■ **Exercise directions**:
Update the lines from the one with "topic-chip: 综治数据 xyxy=(881,114,958,137)" up to and including the one with "topic-chip: 运行分析 xyxy=(75,132,142,155)", replacing "城市部件" with "城市设施" and leaving everything else unchanged. Give only those lines.

■ **Records supplied**:
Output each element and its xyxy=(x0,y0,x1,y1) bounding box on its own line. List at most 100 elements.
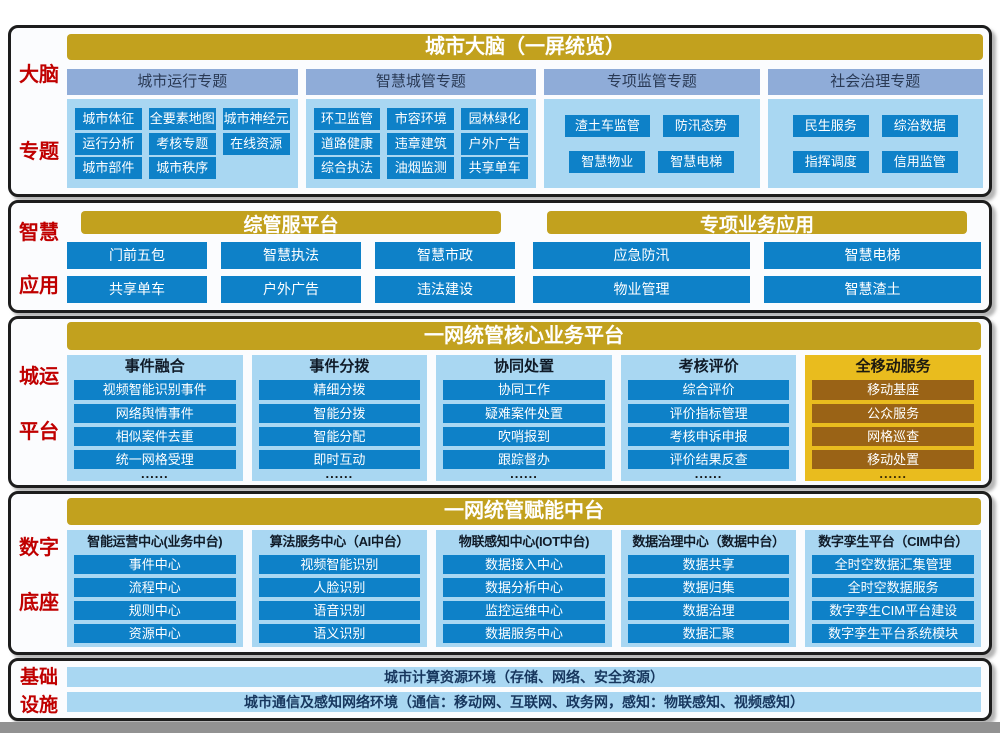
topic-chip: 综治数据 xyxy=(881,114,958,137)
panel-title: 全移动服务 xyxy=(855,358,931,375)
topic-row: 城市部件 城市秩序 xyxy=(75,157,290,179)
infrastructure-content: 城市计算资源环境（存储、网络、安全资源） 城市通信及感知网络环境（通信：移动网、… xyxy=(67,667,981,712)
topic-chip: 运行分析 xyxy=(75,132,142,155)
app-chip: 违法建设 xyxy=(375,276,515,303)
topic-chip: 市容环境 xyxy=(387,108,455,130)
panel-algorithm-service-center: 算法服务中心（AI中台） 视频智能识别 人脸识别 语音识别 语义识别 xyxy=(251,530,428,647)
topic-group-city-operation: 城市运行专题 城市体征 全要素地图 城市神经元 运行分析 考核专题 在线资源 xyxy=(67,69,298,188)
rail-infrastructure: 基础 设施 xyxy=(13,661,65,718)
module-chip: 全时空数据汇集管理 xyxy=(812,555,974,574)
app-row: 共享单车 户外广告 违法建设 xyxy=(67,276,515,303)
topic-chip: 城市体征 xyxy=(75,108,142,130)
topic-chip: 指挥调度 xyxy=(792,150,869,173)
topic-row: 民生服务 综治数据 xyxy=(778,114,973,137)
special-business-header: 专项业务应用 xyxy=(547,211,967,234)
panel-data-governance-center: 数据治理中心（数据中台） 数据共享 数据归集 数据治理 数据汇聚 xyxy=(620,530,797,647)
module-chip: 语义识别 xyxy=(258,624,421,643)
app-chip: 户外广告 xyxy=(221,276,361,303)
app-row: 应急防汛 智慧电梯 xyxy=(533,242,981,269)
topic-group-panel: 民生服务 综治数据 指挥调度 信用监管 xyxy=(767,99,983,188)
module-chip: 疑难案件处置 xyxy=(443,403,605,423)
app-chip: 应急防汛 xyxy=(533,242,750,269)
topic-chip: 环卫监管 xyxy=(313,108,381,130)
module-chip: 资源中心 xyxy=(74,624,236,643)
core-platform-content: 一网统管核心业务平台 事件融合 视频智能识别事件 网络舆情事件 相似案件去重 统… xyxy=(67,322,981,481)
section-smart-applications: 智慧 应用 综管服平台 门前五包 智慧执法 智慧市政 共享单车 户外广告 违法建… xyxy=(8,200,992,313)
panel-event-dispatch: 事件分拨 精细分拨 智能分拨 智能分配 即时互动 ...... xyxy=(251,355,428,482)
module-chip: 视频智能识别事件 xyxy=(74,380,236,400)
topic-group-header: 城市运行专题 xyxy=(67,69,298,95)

■ **Finished exercise**:
topic-chip: 综治数据 xyxy=(881,114,958,137)
panel-title: 全移动服务 xyxy=(855,358,931,375)
topic-row: 城市设施 城市秩序 xyxy=(75,157,290,179)
infrastructure-content: 城市计算资源环境（存储、网络、安全资源） 城市通信及感知网络环境（通信：移动网、… xyxy=(67,667,981,712)
topic-chip: 运行分析 xyxy=(75,132,142,155)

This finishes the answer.